-- DATA TO PROCESS start --

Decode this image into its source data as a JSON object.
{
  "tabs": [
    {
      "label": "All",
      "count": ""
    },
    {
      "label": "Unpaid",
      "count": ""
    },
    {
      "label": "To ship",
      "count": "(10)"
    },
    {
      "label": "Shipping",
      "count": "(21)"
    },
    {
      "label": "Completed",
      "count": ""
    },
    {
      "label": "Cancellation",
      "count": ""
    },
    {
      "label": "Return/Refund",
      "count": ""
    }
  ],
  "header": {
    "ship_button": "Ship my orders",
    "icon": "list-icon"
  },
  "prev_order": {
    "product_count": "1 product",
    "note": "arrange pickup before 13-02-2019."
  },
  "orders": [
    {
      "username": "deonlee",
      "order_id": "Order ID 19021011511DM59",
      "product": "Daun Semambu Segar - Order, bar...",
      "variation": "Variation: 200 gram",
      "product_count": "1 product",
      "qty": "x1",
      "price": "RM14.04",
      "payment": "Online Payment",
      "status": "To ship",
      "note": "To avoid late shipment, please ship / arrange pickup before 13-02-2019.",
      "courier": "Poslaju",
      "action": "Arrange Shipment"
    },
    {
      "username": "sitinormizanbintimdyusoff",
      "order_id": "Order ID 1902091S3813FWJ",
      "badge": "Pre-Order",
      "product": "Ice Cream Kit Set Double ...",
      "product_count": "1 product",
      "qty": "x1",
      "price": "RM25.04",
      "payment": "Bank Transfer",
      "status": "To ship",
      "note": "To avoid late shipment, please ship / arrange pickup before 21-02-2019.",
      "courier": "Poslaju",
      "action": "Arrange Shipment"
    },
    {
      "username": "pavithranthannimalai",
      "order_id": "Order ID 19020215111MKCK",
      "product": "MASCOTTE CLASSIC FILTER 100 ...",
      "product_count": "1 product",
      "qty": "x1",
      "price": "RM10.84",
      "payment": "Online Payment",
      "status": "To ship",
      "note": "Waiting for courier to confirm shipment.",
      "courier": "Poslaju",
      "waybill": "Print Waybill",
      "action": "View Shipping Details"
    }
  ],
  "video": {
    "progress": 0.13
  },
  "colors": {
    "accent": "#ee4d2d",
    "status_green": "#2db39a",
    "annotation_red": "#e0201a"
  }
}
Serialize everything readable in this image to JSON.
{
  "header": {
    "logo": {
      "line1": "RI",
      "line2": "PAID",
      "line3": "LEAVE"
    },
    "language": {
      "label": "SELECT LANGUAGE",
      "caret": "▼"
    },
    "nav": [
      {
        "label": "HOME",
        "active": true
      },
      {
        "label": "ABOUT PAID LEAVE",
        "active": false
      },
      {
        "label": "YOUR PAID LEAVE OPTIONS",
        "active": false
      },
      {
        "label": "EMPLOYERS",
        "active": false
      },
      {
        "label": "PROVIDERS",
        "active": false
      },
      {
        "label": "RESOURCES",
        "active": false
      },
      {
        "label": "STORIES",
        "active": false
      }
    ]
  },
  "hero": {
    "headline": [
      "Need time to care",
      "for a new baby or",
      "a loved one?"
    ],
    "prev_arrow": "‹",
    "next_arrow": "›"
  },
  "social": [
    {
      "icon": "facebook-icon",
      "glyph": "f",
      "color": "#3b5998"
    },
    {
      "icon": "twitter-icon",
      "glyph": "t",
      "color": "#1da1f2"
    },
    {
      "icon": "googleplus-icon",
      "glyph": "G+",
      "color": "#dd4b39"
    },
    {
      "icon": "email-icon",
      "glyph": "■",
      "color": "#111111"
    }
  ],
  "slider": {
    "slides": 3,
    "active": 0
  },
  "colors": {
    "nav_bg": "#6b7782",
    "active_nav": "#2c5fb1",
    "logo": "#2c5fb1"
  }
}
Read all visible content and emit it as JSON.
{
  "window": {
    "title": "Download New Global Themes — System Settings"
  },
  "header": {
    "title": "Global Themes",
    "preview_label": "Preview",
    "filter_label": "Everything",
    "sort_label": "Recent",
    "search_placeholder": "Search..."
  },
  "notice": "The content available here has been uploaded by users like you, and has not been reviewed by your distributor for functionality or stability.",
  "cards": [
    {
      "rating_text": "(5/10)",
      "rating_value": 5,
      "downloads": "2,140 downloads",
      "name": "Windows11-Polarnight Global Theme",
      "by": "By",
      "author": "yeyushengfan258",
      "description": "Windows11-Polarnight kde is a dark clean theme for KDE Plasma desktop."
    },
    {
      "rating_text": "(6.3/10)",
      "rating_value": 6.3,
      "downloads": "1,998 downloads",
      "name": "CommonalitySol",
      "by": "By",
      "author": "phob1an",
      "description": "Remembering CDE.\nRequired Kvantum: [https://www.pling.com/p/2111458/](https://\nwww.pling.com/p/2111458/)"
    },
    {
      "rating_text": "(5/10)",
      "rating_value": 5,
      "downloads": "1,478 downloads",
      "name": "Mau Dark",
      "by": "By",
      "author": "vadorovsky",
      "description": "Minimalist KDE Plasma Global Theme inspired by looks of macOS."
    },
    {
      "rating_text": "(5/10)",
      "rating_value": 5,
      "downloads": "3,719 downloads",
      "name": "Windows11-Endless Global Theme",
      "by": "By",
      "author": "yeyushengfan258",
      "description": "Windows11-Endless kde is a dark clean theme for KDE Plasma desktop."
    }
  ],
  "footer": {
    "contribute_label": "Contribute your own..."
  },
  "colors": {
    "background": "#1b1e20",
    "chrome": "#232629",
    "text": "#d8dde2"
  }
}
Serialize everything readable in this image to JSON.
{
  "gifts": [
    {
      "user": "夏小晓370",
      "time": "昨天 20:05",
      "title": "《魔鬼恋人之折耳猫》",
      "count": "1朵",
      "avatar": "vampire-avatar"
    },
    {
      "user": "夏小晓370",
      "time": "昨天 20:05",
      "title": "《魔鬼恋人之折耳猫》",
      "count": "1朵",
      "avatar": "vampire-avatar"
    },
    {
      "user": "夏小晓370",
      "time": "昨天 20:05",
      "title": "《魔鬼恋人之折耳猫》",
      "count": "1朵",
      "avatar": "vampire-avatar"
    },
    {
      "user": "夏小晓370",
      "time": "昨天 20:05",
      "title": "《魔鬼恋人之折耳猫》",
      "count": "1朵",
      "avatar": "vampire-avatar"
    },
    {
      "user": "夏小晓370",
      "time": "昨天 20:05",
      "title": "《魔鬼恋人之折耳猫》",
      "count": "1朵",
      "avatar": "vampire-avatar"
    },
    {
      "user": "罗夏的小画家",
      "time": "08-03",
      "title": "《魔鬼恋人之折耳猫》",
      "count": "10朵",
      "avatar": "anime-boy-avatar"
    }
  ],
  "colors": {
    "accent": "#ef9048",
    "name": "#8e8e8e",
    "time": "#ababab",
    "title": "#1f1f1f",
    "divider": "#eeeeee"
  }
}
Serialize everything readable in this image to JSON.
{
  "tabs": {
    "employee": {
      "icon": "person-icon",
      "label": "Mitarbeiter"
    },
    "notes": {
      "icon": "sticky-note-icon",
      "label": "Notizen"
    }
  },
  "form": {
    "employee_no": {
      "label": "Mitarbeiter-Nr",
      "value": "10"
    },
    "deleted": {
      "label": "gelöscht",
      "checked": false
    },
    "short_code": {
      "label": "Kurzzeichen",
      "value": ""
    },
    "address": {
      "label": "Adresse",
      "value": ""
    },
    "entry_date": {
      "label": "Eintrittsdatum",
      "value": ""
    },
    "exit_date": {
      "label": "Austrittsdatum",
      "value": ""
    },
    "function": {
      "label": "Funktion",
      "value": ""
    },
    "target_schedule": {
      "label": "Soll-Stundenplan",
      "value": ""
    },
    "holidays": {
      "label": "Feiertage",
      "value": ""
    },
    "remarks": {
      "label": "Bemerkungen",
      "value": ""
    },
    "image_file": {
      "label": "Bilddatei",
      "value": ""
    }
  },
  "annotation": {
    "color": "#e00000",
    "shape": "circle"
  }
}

-- DATA TO PROCESS end --

> [EXERCISE DETAILS]:
Find every line with "Shipping" in the listing and state how many there are, nothing else.

> [WORKED SOLUTION]:
2